— start of Material for this task —

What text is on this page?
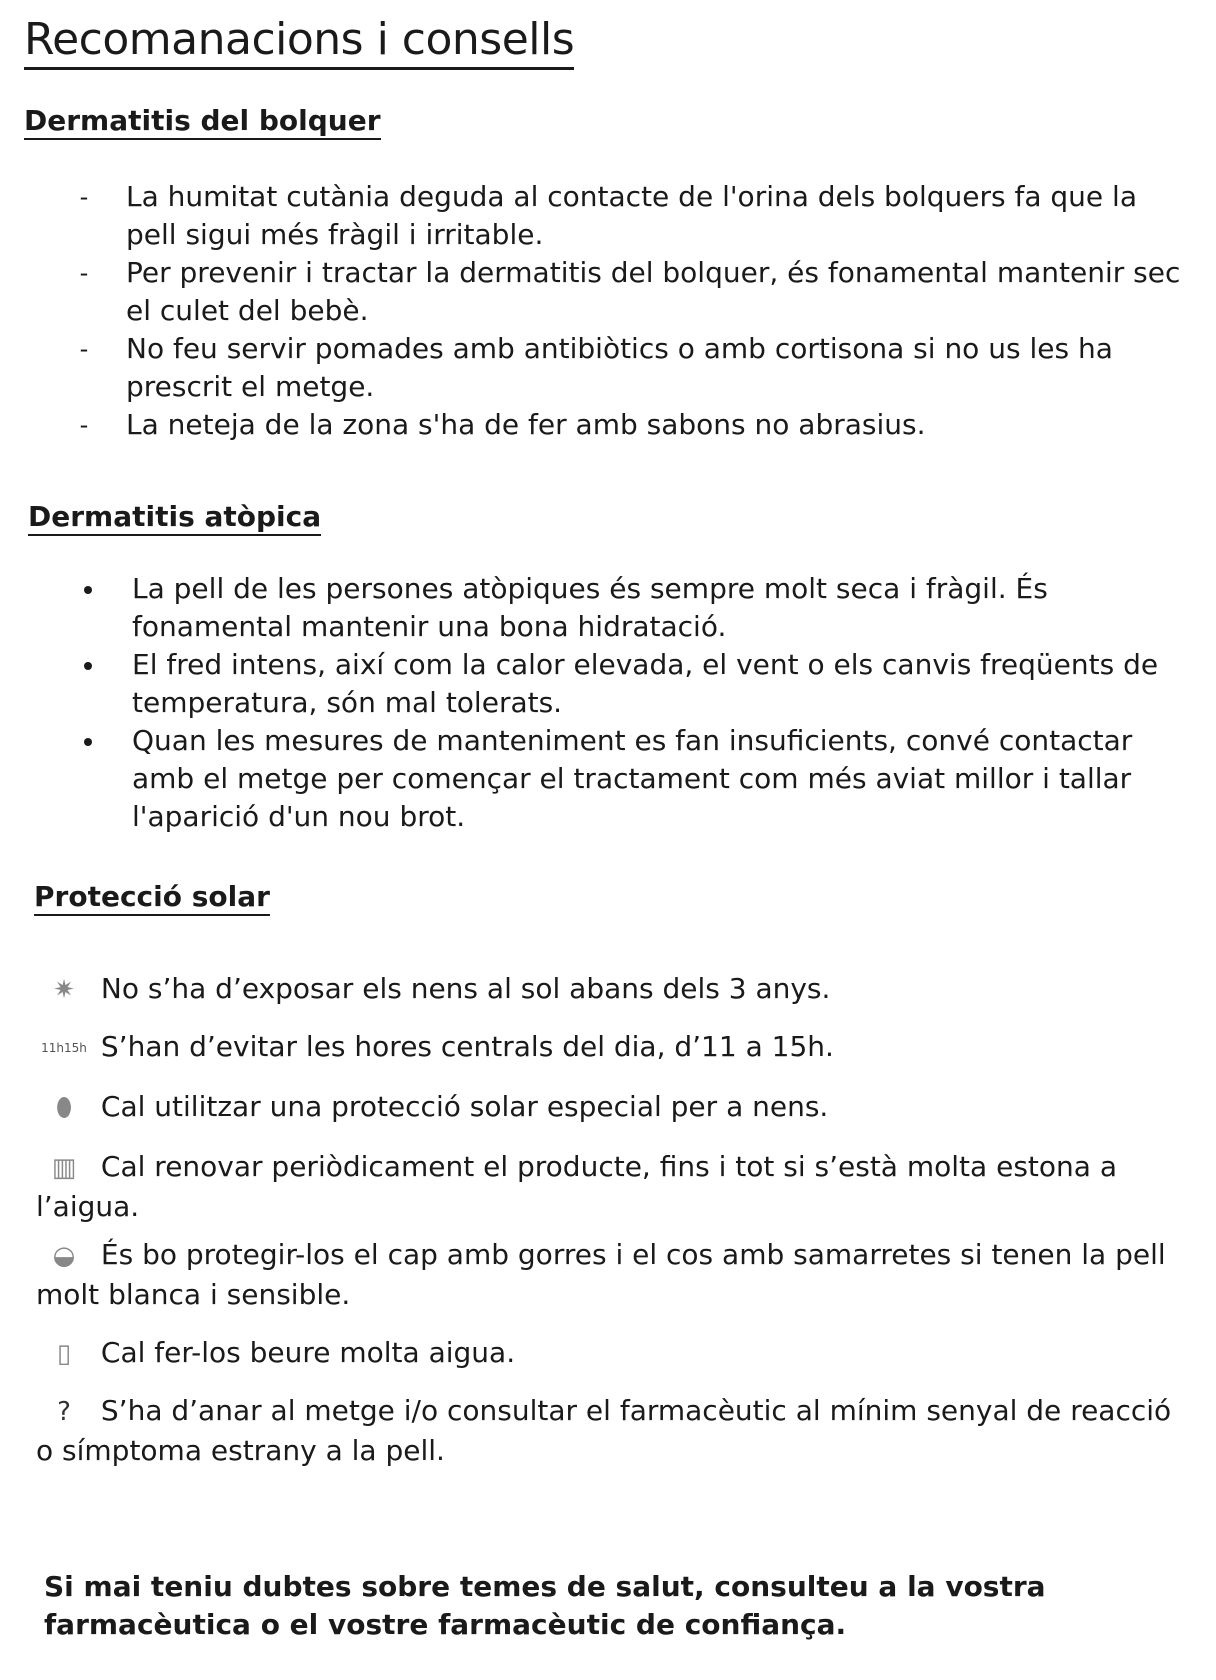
Recomanacions i consells
Dermatitis del bolquer
- La humitat cutània deguda al contacte de l'orina dels bolquers fa que la pell sigui més fràgil i irritable.
- Per prevenir i tractar la dermatitis del bolquer, és fonamental mantenir sec el culet del bebè.
- No feu servir pomades amb antibiòtics o amb cortisona si no us les ha prescrit el metge.
- La neteja de la zona s'ha de fer amb sabons no abrasius.
Dermatitis atòpica
La pell de les persones atòpiques és sempre molt seca i fràgil. És fonamental mantenir una bona hidratació.
El fred intens, així com la calor elevada, el vent o els canvis freqüents de temperatura, són mal tolerats.
Quan les mesures de manteniment es fan insuficients, convé contactar amb el metge per començar el tractament com més aviat millor i tallar l'aparició d'un nou brot.
Protecció solar
✷ No s’ha d’exposar els nens al sol abans dels 3 anys.
11h15h S’han d’evitar les hores centrals del dia, d’11 a 15h.
⬮ Cal utilitzar una protecció solar especial per a nens.
▥ Cal renovar periòdicament el producte, fins i tot si s’està molta estona a l’aigua.
◒ És bo protegir-los el cap amb gorres i el cos amb samarretes si tenen la pell molt blanca i sensible.
▯ Cal fer-los beure molta aigua.
? S’ha d’anar al metge i/o consultar el farmacèutic al mínim senyal de reacció o símptoma estrany a la pell.

Si mai teniu dubtes sobre temes de salut, consulteu a la vostra farmacèutica o el vostre farmacèutic de confiança.
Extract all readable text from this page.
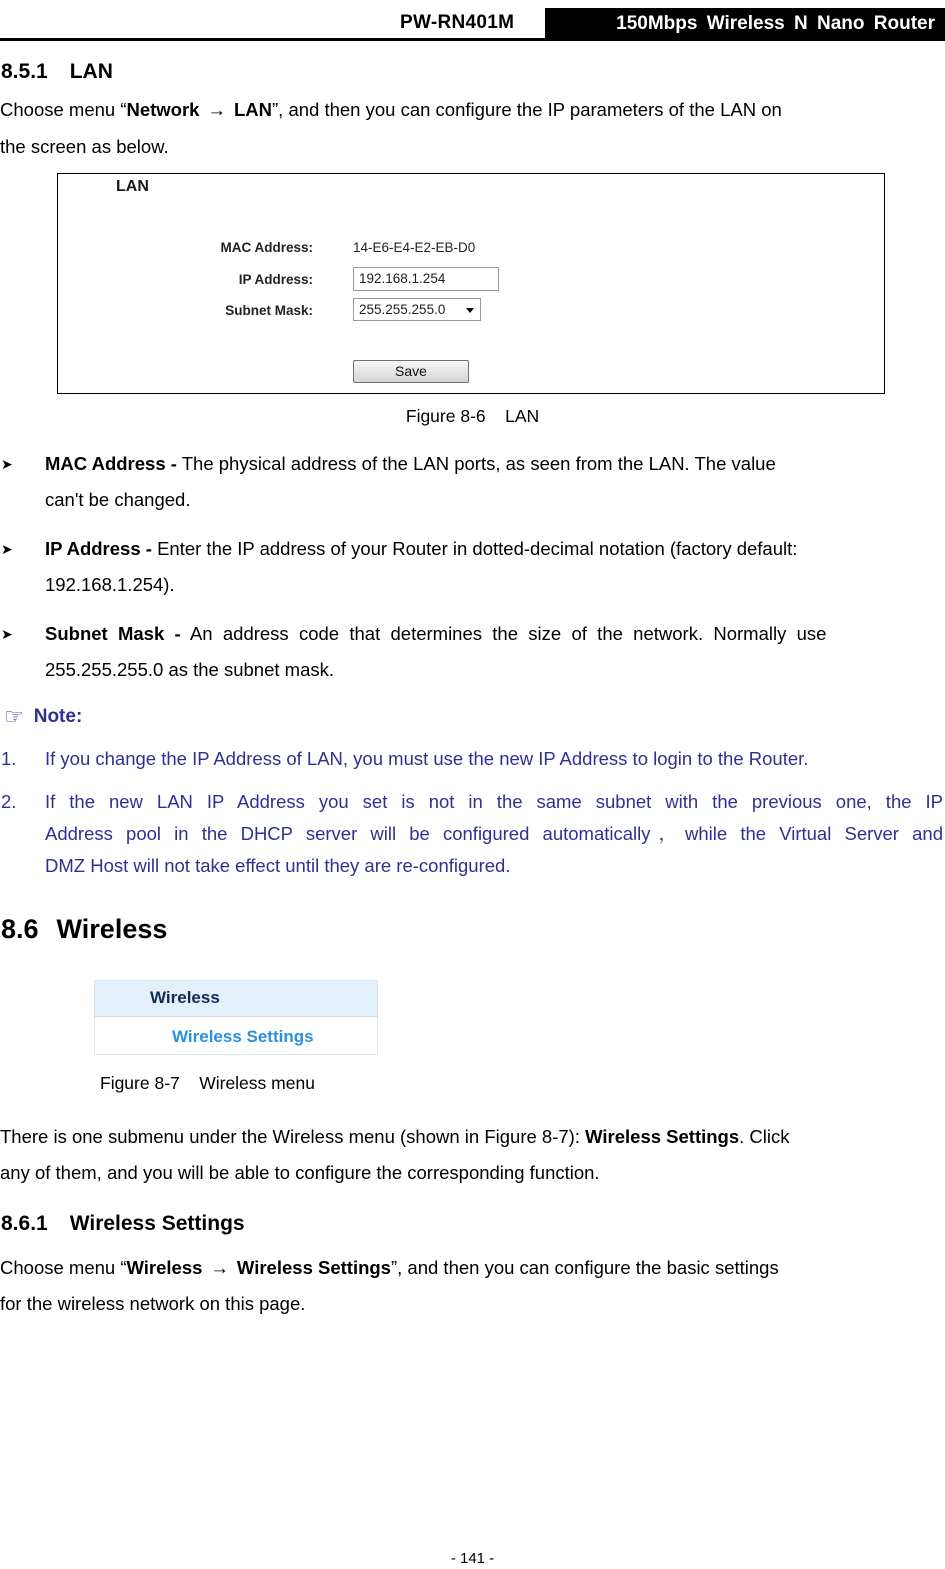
PW-RN401M	150Mbps Wireless N Nano Router
8.5.1 LAN
Choose menu “Network → LAN”, and then you can configure the IP parameters of the LAN on
the screen as below.
LAN
MAC Address:	14-E6-E4-E2-EB-D0
IP Address:	192.168.1.254
Subnet Mask:	255.255.255.0
Save
Figure 8-6    LAN
➤ MAC Address - The physical address of the LAN ports, as seen from the LAN. The value
can't be changed.
➤ IP Address - Enter the IP address of your Router in dotted-decimal notation (factory default:
192.168.1.254).
➤ Subnet  Mask  -  An  address  code  that  determines  the  size  of  the  network.  Normally  use
255.255.255.0 as the subnet mask.
☞ Note:
1. If you change the IP Address of LAN, you must use the new IP Address to login to the Router.
2. If the new LAN IP Address you set is not in the same subnet with the previous one, the IP
Address pool in the DHCP server will be configured automatically，while the Virtual Server and
DMZ Host will not take effect until they are re-configured.
8.6 Wireless
Wireless
Wireless Settings
Figure 8-7    Wireless menu
There is one submenu under the Wireless menu (shown in Figure 8-7): Wireless Settings. Click
any of them, and you will be able to configure the corresponding function.
8.6.1 Wireless Settings
Choose menu “Wireless → Wireless Settings”, and then you can configure the basic settings
for the wireless network on this page.
- 141 -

— end of Material for this task —

* Exercise directions
Working from the line that contains "Extract all readable text from this page." to the last line of the listing, please quote each line exactly, pictures excluded.

* Solution for this exercise
Extract all readable text from this page.
PW-RN401M	150Mbps Wireless N Nano Router
8.5.1 LAN
Choose menu “Network → LAN”, and then you can configure the IP parameters of the LAN on
the screen as below.
LAN
MAC Address:	14-E6-E4-E2-EB-D0
IP Address:	192.168.1.254
Subnet Mask:	255.255.255.0
Save
Figure 8-6    LAN
➤ MAC Address - The physical address of the LAN ports, as seen from the LAN. The value
can't be changed.
➤ IP Address - Enter the IP address of your Router in dotted-decimal notation (factory default:
192.168.1.254).
➤ Subnet  Mask  -  An  address  code  that  determines  the  size  of  the  network.  Normally  use
255.255.255.0 as the subnet mask.
☞ Note:
1. If you change the IP Address of LAN, you must use the new IP Address to login to the Router.
2. If the new LAN IP Address you set is not in the same subnet with the previous one, the IP
Address pool in the DHCP server will be configured automatically，while the Virtual Server and
DMZ Host will not take effect until they are re-configured.
8.6 Wireless
Wireless
Wireless Settings
Figure 8-7    Wireless menu
There is one submenu under the Wireless menu (shown in Figure 8-7): Wireless Settings. Click
any of them, and you will be able to configure the corresponding function.
8.6.1 Wireless Settings
Choose menu “Wireless → Wireless Settings”, and then you can configure the basic settings
for the wireless network on this page.
- 141 -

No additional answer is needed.